:: SUPPLIED DATA

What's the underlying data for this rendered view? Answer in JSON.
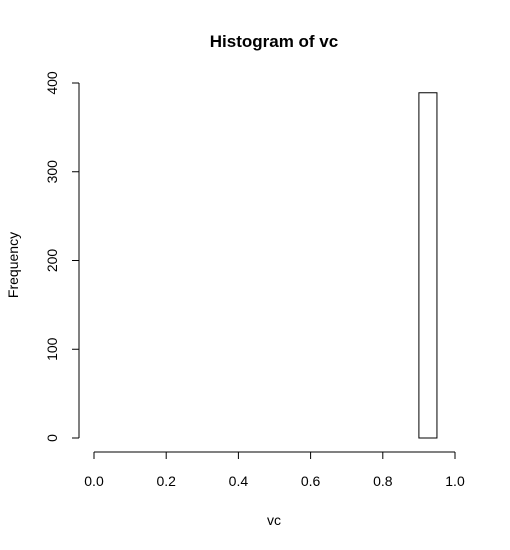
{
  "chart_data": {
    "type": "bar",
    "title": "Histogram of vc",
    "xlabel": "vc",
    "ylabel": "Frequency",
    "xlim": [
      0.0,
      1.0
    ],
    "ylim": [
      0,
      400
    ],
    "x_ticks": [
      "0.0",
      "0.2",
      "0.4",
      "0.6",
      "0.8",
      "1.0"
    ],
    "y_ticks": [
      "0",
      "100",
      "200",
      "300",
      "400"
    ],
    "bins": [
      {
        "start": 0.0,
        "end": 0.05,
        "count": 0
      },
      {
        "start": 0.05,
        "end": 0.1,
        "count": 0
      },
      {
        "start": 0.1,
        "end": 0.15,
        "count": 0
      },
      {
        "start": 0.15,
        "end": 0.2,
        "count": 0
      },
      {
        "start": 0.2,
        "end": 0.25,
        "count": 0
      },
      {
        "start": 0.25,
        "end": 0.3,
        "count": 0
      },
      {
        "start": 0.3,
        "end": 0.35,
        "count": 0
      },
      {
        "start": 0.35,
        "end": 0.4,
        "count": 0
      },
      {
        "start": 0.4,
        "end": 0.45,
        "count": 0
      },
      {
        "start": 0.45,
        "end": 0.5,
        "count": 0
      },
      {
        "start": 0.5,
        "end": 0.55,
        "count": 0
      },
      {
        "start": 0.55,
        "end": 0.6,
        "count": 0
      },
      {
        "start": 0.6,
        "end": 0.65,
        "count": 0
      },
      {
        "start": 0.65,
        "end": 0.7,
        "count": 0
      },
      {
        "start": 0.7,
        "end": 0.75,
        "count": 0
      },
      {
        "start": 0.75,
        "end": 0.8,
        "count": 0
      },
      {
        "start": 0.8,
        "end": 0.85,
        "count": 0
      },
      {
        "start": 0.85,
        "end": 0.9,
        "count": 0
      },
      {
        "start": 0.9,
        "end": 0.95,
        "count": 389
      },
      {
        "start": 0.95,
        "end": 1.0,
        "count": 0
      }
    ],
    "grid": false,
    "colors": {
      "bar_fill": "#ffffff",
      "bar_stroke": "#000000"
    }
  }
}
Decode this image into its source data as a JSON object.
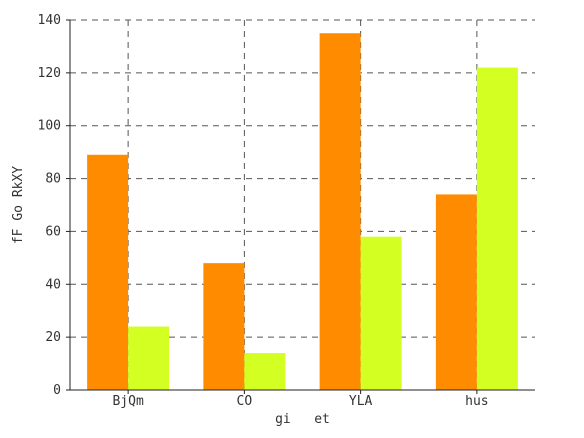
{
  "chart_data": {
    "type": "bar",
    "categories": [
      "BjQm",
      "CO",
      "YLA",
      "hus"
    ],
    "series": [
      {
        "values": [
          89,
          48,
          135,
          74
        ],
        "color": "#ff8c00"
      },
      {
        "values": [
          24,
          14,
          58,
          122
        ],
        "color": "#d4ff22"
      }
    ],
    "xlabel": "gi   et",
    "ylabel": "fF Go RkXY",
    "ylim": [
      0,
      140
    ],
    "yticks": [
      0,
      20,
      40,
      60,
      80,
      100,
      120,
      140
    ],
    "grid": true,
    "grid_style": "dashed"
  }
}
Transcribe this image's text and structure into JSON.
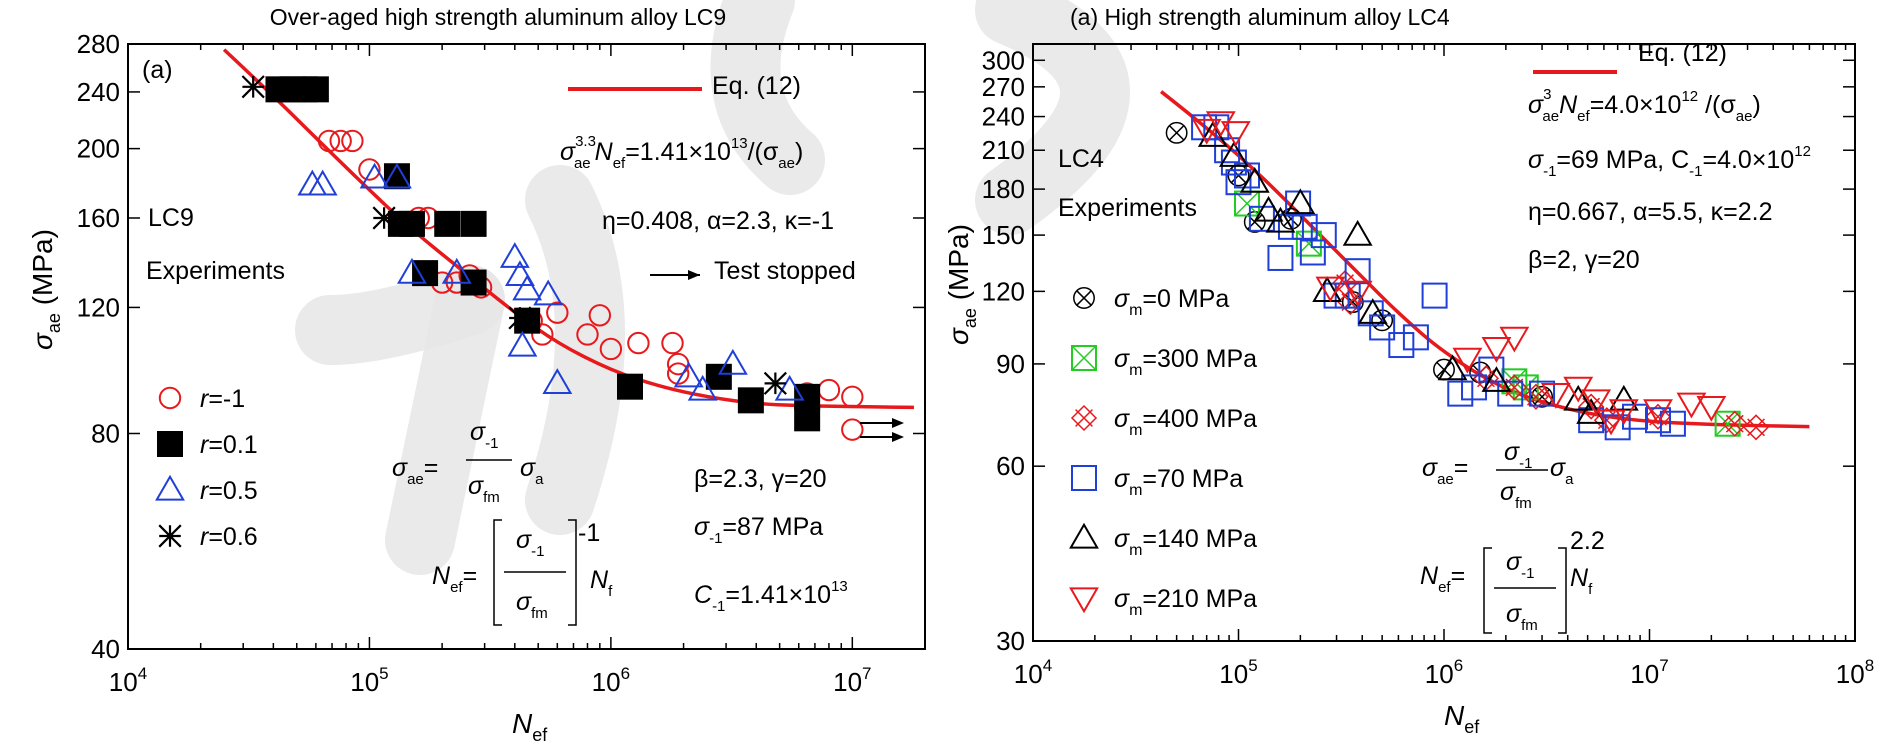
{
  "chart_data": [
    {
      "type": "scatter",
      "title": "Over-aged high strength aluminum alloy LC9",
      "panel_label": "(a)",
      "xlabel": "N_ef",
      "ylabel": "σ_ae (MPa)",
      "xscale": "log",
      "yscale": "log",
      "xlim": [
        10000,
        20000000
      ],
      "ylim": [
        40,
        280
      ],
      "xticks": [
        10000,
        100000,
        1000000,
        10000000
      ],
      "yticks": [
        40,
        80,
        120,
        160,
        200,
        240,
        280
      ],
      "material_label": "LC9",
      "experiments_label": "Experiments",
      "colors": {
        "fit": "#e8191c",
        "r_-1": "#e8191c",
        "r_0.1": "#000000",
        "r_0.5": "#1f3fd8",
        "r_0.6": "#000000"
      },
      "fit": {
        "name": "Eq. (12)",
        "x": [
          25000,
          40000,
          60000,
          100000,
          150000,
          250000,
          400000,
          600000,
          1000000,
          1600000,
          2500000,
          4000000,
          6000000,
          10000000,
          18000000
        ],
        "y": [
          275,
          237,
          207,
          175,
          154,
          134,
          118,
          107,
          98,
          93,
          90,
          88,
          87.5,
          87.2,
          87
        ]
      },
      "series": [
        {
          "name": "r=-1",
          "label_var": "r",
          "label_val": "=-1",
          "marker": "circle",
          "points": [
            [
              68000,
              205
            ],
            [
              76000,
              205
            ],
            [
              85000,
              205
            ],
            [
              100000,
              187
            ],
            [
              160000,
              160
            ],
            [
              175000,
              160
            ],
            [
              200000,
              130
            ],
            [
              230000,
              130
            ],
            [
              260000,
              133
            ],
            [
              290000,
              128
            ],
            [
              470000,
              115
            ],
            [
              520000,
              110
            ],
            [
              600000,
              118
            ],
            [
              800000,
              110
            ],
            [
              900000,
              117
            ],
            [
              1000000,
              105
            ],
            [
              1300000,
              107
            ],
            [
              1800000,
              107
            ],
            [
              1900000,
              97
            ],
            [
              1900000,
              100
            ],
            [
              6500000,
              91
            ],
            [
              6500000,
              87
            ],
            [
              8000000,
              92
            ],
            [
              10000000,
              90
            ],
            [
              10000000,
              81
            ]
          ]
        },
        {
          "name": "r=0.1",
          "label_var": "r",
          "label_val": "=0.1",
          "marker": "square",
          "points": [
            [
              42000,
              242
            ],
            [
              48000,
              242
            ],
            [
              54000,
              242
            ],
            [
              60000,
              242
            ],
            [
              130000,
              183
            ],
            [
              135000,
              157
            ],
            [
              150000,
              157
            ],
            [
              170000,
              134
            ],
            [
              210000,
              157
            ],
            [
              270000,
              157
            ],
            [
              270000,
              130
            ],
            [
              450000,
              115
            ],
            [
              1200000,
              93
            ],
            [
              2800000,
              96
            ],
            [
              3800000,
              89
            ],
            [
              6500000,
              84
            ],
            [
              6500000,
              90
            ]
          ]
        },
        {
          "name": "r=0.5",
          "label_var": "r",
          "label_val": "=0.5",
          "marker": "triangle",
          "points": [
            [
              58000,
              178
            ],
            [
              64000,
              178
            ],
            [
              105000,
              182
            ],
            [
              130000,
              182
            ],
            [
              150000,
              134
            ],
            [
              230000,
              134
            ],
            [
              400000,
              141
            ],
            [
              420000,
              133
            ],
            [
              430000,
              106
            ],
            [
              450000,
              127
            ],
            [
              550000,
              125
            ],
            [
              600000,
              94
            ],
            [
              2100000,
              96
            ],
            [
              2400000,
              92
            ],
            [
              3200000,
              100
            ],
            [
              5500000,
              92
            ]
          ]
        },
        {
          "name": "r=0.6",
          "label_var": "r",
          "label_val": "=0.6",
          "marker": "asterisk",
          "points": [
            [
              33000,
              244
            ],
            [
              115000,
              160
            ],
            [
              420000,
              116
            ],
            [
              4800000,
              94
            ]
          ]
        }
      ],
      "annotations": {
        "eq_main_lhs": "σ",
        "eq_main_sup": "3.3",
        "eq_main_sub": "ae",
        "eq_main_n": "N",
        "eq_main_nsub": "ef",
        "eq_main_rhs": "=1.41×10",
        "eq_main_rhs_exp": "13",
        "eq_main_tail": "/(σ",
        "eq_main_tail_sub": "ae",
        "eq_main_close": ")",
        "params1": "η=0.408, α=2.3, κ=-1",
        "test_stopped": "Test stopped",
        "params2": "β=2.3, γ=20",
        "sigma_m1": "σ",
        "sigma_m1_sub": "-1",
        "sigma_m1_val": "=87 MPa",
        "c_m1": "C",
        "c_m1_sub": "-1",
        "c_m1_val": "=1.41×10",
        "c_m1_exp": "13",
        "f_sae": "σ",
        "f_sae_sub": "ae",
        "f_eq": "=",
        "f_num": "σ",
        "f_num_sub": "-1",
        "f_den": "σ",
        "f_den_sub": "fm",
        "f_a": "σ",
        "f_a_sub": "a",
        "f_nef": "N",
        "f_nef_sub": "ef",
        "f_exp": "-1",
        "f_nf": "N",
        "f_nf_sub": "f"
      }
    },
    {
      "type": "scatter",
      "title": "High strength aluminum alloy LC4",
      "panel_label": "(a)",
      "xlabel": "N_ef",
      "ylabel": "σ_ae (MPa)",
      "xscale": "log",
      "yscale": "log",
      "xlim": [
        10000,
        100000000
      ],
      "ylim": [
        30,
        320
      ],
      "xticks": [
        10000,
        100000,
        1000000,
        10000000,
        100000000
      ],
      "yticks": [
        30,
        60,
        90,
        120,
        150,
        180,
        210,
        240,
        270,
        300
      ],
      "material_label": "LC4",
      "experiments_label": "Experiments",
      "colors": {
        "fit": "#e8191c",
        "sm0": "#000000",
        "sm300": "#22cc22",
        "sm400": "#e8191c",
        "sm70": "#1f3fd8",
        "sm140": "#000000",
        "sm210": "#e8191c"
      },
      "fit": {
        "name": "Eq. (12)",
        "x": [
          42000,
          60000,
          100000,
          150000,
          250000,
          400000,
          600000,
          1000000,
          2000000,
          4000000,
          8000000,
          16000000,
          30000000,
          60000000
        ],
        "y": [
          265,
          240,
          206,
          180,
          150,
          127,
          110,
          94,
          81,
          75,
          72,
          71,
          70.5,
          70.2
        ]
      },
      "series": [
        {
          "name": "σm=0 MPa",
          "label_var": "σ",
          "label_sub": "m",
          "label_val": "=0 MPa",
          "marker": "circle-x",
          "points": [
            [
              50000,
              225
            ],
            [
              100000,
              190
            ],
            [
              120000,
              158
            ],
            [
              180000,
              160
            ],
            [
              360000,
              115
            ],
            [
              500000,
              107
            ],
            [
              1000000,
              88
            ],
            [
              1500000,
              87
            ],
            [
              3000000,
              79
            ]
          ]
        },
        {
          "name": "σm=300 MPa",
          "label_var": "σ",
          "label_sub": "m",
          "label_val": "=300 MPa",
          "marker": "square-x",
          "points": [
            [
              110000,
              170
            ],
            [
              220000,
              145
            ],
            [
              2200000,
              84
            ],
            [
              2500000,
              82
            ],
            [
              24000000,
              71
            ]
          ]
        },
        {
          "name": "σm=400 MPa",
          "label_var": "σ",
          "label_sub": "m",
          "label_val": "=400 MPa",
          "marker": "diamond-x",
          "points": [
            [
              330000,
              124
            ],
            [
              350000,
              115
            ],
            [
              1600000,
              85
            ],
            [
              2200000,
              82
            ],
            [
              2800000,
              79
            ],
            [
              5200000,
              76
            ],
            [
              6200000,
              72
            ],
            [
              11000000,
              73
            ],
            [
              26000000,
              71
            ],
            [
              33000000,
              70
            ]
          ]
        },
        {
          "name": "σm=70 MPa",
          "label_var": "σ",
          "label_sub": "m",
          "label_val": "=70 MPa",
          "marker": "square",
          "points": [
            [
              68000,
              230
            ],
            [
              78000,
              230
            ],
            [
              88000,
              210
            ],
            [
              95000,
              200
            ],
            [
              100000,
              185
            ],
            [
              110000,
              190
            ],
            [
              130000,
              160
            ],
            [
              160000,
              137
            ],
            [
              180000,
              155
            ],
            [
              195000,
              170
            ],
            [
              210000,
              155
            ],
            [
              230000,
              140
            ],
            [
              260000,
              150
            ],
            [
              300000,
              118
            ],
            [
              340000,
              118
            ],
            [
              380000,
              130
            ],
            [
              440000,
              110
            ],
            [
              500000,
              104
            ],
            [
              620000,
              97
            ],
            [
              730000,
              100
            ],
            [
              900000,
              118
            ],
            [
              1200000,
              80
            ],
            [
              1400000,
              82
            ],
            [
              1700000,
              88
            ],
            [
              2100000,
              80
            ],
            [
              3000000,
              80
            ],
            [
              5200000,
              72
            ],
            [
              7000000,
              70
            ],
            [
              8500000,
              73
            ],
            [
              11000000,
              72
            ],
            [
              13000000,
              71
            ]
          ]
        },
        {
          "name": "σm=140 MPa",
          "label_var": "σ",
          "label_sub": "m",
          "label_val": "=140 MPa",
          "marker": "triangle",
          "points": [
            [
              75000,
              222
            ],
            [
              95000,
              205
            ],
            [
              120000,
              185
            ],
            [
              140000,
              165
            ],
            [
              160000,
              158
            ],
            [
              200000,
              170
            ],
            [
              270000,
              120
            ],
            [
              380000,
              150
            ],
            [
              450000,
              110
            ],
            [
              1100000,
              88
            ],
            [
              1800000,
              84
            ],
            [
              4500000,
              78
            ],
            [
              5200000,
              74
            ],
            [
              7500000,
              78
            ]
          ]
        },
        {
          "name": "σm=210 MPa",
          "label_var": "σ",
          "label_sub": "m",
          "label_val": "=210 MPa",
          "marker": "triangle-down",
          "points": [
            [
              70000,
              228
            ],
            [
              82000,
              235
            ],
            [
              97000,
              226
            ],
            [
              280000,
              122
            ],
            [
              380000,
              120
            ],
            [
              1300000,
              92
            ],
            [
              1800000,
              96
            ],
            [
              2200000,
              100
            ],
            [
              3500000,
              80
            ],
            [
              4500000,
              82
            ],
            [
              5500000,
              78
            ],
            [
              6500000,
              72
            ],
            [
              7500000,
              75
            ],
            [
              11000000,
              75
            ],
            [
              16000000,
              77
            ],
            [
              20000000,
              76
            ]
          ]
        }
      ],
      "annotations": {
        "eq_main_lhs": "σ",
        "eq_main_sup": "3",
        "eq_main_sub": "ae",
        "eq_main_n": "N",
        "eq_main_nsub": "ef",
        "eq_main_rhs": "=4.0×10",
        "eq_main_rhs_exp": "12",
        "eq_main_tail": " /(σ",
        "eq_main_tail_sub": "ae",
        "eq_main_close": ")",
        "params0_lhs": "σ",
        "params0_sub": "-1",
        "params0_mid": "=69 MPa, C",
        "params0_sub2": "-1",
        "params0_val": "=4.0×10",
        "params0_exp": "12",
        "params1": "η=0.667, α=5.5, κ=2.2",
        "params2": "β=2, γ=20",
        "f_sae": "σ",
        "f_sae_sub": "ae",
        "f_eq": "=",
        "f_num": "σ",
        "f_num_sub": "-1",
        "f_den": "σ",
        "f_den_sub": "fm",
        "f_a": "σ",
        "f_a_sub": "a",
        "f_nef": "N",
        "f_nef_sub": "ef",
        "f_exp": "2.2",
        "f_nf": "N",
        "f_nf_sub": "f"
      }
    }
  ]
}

::::
:: SUPPLIED DATA

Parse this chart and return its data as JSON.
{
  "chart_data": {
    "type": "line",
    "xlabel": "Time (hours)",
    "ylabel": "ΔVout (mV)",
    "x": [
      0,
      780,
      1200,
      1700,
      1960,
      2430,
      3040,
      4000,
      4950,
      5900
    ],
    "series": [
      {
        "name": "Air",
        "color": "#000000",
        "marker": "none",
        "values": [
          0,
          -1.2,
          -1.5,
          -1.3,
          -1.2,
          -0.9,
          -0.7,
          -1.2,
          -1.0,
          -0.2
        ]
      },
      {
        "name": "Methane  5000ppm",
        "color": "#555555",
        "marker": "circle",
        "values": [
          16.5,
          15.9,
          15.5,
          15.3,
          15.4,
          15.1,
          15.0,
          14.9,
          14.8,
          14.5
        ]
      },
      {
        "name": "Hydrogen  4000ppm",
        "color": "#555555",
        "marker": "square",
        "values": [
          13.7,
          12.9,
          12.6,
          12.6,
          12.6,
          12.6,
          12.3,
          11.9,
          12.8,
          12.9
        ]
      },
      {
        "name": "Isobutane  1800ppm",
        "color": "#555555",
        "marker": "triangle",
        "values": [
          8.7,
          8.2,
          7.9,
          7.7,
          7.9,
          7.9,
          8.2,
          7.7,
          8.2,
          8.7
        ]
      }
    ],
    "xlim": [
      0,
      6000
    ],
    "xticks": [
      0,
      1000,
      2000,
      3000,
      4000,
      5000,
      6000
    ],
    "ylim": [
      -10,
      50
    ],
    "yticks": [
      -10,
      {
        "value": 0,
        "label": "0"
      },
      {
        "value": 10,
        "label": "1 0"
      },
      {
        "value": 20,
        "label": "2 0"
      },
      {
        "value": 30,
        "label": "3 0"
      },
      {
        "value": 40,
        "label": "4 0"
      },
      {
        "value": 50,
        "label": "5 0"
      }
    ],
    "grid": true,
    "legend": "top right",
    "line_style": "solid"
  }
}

::::

■ **EXERCISE REQUIREMENTS**:
Where does the word "ylabel" appear in the listing? List each line that holds it.

■ **PROBLEM SOLUTION**:
    "ylabel": "Frequency",
    "ylabel": "fF Go RkXY",
      "ylabel": "σ_ae (MPa)",
      "ylabel": "σ_ae (MPa)",
    "ylabel": "ΔVout (mV)",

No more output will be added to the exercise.